WHAT IS NEEDED:
Each record must be reproduced exactly as it is shown.
========================================
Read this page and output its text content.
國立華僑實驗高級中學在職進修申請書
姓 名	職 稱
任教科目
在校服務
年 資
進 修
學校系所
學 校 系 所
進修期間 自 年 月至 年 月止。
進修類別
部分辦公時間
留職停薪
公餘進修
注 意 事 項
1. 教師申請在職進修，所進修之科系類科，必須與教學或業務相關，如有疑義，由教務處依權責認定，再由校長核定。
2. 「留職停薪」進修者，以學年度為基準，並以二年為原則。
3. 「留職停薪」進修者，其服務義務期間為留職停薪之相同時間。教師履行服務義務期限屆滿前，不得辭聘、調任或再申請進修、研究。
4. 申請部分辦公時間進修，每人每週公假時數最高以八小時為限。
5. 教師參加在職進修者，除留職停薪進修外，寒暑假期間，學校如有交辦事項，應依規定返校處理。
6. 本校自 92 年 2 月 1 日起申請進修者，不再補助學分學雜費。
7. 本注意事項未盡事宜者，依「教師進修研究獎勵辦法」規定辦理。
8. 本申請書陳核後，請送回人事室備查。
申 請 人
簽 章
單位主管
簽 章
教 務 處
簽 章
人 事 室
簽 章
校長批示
========================================
RESPONSE TO THE EXERCISE:
Read this page and output its text content.
國立華僑實驗高級中學在職進修申請書
姓 名	職 稱
任教科目
在校服務
年 資
進 修
學校系所
學 校 系 所
進修期間 自 年 月至 年 月止。
進修類別
部分辦公時間
留職停薪
公餘進修
注 意 事 項
1. 教師申請在職進修，所進修之科系類科，必須與教學或業務相關，如有疑義，由教務處依權責認定，再由校長核定。
2. 「留職停薪」進修者，以學年度為基準，並以二年為原則。
3. 「留職停薪」進修者，其服務義務期間為留職停薪之相同時間。教師履行服務義務期限屆滿前，不得辭聘、調任或再申請進修、研究。
4. 申請部分辦公時間進修，每人每週公假時數最高以八小時為限。
5. 教師參加在職進修者，除留職停薪進修外，寒暑假期間，學校如有交辦事項，應依規定返校處理。
6. 本校自 92 年 2 月 1 日起申請進修者，不再補助學分學雜費。
7. 本注意事項未盡事宜者，依「教師進修研究獎勵辦法」規定辦理。
8. 本申請書陳核後，請送回人事室備查。
申 請 人
簽 章
單位主管
簽 章
教 務 處
簽 章
人 事 室
簽 章
校長批示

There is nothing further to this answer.